### Objective
Within the material below, find each line bearing the word "content" and present it.

[start of The records]

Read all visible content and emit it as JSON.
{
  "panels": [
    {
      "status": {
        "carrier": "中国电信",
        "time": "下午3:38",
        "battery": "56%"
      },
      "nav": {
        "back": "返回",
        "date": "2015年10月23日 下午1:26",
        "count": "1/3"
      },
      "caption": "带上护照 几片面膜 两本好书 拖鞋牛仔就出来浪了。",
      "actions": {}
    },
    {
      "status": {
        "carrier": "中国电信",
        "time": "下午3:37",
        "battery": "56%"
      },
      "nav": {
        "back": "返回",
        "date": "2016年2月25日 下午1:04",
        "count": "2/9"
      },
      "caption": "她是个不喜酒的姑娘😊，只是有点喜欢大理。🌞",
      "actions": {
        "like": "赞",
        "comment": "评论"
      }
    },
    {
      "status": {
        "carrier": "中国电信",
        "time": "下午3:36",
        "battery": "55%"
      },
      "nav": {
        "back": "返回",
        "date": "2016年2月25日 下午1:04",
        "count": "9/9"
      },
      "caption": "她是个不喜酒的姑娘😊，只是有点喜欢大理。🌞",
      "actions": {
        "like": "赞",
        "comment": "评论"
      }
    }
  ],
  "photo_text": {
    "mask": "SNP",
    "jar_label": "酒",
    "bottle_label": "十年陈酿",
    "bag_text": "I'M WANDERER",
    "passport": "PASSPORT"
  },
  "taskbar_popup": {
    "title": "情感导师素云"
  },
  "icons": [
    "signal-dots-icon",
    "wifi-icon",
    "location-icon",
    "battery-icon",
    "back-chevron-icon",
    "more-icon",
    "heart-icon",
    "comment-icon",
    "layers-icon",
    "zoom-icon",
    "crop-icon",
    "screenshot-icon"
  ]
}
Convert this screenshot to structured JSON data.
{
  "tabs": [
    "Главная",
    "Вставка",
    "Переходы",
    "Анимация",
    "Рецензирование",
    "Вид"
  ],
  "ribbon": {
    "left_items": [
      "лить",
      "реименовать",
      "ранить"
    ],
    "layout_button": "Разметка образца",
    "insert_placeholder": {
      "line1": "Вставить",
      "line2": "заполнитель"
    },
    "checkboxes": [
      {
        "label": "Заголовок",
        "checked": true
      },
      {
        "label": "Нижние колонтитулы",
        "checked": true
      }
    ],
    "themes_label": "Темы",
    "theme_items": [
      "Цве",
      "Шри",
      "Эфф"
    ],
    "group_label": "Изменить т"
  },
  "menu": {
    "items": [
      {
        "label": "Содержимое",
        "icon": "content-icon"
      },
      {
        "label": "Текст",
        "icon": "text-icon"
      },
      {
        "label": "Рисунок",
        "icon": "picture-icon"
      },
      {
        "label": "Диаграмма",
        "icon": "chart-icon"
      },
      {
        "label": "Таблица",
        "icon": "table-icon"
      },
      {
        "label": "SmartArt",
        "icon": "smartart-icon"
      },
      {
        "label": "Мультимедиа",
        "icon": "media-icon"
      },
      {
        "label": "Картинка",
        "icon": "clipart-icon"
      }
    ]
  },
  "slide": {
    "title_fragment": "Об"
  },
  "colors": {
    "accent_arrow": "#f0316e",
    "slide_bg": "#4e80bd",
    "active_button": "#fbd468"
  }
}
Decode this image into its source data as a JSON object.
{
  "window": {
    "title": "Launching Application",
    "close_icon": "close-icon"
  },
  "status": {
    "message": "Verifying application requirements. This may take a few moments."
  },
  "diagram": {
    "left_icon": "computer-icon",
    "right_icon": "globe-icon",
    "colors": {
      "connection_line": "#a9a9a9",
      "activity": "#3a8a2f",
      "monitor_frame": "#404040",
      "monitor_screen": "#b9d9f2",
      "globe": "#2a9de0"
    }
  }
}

[end of The records]

### Correct result
Read all visible content and emit it as JSON.
        "icon": "content-icon"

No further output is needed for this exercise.